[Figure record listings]
────────────────────────────────────────

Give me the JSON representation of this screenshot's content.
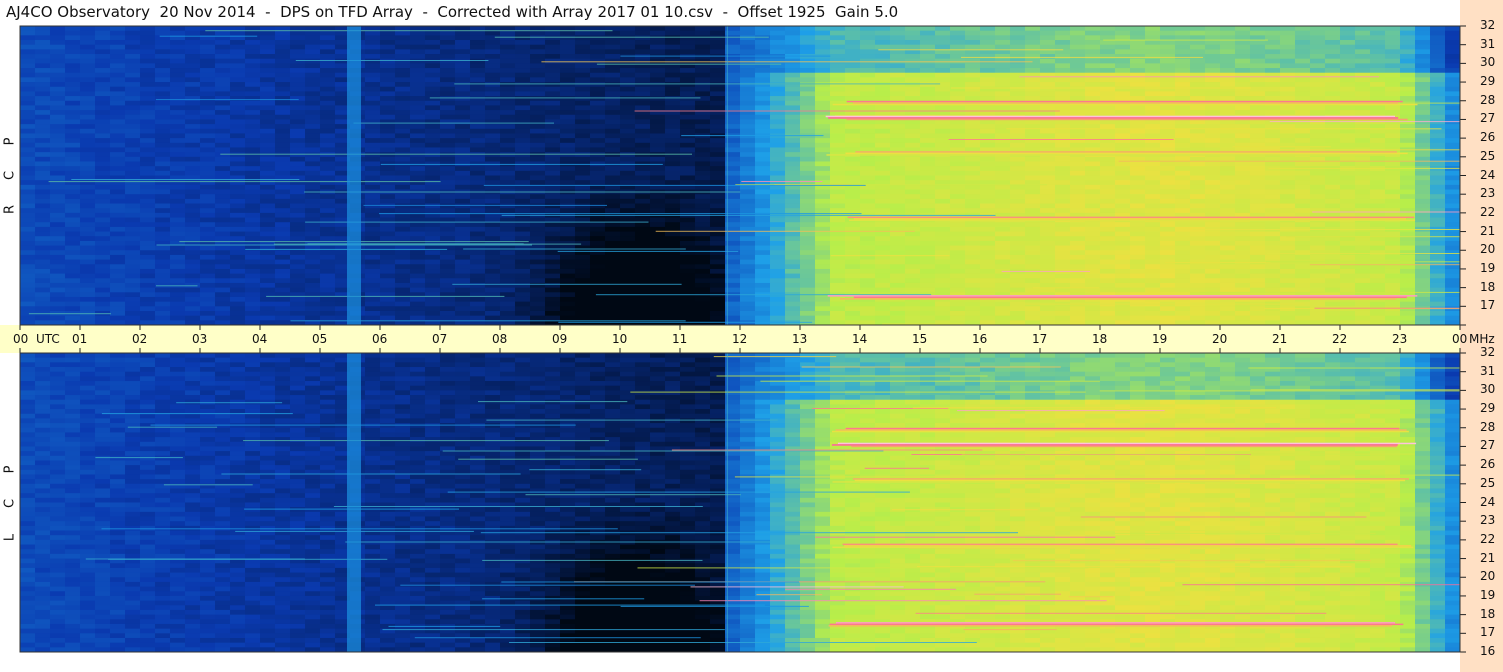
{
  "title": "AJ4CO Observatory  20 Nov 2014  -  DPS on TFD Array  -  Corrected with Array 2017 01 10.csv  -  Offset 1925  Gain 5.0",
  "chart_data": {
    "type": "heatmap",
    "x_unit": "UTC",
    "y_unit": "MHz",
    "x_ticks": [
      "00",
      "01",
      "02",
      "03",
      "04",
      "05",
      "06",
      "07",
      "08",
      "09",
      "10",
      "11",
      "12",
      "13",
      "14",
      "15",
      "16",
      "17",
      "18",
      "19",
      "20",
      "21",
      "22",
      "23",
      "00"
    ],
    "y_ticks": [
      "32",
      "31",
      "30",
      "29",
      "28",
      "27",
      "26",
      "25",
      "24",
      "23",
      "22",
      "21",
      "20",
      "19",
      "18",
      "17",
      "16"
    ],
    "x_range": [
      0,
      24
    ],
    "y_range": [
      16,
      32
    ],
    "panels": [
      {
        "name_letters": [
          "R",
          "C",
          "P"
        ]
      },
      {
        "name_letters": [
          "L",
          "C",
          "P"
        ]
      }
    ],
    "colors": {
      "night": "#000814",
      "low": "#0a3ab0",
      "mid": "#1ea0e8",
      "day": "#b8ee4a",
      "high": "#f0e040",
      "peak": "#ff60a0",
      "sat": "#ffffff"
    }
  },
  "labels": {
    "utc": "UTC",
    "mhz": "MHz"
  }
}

────────────────────────────────────────

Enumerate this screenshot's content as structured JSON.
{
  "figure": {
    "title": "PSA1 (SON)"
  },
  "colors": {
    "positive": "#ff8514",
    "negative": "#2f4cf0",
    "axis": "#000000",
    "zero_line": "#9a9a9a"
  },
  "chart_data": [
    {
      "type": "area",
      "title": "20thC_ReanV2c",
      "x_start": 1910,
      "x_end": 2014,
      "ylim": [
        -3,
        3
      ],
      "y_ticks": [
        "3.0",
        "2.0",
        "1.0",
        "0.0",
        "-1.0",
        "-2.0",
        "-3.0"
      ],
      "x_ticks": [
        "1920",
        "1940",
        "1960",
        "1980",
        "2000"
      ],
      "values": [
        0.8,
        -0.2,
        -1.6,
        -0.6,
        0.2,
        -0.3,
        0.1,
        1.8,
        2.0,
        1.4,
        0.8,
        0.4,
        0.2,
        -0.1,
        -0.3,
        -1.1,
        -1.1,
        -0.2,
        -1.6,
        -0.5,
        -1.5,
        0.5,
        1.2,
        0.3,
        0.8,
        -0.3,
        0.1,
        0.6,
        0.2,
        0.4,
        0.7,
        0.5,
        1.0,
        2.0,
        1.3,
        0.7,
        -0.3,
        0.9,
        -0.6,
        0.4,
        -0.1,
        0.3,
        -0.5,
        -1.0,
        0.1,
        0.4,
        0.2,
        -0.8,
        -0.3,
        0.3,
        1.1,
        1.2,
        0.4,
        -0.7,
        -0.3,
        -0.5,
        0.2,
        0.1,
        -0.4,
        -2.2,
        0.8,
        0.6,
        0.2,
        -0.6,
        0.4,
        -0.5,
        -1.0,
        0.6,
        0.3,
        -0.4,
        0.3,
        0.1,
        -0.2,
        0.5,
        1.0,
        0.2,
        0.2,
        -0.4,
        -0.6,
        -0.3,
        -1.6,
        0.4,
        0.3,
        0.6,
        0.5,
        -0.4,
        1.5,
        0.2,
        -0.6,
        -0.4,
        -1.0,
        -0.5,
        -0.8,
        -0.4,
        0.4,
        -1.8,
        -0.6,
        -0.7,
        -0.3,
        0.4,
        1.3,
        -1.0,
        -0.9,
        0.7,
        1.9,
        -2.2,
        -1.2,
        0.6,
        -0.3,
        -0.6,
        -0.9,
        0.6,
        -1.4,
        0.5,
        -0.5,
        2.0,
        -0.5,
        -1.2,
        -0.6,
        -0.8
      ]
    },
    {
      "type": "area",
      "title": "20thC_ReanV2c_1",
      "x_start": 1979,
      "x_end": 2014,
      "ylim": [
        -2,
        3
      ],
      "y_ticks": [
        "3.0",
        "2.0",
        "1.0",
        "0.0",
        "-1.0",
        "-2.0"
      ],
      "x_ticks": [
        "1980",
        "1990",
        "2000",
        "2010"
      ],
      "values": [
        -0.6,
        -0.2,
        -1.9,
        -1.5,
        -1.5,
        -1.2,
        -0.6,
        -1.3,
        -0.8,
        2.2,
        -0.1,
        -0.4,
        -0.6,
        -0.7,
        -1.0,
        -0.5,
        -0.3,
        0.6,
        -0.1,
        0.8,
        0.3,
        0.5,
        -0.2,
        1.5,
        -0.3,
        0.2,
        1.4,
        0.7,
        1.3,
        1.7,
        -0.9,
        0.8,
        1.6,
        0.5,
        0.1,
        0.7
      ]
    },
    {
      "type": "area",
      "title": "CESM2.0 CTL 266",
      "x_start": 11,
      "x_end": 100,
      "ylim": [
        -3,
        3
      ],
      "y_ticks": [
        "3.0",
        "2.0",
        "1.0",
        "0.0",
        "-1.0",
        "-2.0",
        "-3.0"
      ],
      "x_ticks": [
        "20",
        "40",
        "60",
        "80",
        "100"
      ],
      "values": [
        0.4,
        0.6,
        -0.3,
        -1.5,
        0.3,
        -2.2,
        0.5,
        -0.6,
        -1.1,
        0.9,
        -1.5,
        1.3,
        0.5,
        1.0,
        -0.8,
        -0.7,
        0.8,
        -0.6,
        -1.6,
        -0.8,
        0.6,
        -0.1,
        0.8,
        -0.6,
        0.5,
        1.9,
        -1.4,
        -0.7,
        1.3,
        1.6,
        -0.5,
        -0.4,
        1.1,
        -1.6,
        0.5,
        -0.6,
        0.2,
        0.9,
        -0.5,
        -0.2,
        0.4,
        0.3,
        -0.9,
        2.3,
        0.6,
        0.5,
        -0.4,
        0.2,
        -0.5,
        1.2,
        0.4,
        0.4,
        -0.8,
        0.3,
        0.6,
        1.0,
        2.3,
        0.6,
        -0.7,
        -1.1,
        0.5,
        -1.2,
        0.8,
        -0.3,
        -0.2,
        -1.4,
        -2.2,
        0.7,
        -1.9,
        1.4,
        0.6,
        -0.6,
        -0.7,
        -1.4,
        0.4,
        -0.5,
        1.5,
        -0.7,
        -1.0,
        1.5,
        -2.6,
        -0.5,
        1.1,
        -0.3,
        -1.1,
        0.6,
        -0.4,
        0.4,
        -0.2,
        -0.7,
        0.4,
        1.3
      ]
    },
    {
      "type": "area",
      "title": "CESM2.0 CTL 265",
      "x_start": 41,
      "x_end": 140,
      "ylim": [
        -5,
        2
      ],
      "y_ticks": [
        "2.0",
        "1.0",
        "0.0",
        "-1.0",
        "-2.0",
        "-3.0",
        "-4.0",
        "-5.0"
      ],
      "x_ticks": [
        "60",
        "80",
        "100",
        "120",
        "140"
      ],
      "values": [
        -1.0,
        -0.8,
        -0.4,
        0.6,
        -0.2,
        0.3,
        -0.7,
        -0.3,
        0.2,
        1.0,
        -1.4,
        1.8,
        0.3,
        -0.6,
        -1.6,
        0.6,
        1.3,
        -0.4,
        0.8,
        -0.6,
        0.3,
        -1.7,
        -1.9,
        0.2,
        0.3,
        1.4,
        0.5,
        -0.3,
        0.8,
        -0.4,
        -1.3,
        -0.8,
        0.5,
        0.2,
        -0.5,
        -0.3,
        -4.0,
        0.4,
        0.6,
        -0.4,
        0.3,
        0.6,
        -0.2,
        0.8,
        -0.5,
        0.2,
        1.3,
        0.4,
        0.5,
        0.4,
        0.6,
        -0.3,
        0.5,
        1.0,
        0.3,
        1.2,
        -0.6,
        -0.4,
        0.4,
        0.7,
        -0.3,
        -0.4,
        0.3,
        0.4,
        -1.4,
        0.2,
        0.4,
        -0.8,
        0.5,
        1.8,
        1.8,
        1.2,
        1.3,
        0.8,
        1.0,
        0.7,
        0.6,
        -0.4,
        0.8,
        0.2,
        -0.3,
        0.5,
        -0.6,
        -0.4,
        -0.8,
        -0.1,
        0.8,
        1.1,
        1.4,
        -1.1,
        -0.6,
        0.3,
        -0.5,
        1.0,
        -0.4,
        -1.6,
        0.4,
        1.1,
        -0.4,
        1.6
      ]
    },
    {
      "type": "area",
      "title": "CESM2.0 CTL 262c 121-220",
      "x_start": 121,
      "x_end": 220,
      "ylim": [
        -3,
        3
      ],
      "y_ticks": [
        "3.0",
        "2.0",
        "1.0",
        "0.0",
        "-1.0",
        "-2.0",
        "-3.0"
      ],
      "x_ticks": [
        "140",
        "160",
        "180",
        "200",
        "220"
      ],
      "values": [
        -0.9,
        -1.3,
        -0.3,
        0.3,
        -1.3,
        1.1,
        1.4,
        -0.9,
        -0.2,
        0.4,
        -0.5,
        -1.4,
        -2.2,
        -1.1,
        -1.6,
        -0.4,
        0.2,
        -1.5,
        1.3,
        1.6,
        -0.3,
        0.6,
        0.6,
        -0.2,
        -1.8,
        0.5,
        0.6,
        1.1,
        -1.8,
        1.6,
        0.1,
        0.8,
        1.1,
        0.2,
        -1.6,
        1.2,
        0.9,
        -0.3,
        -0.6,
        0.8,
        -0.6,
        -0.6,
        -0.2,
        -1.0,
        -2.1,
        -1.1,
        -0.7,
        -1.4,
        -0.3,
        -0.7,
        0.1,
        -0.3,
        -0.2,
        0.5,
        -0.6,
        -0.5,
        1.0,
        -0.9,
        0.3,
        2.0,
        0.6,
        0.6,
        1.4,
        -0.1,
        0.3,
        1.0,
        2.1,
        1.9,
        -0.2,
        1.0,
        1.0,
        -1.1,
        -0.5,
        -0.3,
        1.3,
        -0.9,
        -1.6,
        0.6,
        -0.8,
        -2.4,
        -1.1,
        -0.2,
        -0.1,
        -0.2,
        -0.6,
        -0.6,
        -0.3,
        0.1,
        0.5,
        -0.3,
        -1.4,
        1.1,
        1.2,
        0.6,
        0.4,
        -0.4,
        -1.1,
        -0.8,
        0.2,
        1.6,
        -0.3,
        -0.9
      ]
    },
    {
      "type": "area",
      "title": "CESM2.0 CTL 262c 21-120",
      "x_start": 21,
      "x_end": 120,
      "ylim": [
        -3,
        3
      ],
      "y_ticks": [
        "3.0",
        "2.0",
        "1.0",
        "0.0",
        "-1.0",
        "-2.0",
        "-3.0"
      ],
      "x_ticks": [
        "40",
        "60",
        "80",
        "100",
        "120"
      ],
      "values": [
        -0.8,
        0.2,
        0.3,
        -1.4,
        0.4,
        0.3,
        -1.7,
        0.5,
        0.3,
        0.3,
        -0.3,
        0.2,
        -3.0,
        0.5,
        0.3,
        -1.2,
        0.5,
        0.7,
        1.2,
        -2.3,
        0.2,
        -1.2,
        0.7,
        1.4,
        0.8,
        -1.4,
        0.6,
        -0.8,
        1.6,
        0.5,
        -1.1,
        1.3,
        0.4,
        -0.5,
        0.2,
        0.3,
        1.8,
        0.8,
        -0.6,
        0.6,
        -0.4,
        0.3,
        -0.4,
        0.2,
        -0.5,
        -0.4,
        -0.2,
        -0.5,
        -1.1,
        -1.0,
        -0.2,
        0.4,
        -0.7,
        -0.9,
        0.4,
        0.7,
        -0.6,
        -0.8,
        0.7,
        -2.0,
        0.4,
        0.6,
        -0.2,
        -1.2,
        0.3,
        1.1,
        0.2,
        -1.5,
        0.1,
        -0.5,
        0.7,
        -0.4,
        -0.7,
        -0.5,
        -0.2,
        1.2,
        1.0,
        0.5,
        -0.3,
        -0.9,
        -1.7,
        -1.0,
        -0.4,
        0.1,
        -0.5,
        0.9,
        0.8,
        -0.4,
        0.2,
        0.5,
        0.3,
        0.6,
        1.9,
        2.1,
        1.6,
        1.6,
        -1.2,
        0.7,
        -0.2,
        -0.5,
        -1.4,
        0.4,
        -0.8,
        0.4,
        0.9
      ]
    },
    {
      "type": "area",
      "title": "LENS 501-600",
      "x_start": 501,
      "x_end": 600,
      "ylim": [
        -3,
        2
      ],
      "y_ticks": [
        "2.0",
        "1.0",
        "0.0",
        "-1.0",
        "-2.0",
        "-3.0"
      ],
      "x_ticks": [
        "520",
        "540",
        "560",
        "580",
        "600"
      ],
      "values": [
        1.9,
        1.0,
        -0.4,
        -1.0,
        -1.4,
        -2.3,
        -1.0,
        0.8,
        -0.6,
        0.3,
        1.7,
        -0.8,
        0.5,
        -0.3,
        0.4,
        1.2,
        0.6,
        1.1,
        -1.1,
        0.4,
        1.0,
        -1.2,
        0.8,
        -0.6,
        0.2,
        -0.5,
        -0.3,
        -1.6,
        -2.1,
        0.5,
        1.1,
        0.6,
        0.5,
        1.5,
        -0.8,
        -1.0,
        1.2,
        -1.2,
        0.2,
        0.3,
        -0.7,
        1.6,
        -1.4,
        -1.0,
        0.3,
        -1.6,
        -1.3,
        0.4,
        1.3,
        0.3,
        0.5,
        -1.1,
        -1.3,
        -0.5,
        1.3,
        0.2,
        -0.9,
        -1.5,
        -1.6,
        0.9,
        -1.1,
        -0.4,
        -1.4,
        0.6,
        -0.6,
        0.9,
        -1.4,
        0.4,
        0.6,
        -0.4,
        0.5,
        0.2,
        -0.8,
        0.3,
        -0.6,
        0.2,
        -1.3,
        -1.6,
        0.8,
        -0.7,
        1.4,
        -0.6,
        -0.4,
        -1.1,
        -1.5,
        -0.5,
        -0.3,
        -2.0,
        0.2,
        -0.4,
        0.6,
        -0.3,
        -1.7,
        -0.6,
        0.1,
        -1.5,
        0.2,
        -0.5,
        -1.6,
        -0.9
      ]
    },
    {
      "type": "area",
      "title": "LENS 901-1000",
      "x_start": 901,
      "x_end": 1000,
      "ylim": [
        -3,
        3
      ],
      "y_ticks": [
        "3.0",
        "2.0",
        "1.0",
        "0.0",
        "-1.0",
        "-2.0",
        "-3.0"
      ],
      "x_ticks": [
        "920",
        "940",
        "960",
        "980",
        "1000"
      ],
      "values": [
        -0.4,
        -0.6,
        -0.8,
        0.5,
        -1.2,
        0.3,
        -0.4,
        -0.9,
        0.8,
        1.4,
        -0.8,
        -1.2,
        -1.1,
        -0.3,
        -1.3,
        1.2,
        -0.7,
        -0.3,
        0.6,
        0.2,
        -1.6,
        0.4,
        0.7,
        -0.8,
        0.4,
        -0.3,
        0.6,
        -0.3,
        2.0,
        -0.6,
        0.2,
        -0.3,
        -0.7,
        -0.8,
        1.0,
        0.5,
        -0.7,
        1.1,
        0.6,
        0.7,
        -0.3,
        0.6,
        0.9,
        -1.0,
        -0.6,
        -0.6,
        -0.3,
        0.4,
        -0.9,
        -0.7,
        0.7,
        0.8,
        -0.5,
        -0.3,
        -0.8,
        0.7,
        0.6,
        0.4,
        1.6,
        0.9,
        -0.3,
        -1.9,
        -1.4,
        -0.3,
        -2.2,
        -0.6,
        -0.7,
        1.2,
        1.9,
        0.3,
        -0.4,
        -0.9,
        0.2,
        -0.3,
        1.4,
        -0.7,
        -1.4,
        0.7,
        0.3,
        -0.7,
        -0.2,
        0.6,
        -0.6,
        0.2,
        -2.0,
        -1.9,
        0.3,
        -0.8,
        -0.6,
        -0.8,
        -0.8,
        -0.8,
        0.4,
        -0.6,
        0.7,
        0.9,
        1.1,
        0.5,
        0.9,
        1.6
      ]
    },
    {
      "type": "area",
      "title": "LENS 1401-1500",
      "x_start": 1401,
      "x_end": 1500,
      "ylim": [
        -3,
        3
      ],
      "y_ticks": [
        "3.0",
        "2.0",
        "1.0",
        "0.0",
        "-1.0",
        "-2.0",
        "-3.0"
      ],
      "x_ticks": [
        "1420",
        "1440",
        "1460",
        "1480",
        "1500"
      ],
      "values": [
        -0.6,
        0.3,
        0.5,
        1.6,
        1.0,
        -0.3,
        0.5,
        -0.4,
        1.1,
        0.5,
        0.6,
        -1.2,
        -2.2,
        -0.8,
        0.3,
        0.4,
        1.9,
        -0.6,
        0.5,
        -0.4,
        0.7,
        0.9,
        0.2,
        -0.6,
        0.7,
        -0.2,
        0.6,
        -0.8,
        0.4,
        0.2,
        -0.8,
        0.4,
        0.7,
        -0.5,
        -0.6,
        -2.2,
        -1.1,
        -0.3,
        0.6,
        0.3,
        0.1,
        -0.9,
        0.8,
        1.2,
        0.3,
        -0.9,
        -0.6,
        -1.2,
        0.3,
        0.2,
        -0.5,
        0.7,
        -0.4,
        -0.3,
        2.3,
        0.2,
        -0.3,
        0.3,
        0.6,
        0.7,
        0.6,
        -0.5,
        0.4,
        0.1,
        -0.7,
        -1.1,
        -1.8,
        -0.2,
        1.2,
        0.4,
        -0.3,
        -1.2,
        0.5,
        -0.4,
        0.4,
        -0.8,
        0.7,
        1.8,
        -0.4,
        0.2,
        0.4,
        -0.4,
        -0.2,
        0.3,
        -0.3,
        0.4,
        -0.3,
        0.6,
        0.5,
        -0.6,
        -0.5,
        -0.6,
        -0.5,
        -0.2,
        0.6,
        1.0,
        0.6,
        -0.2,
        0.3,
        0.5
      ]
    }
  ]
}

────────────────────────────────────────

- Instructions to follow
From the data above, copy each line that holds "JSON".

- Completed exercise
Give me the JSON representation of this screenshot's content.
Enumerate this screenshot's content as structured JSON.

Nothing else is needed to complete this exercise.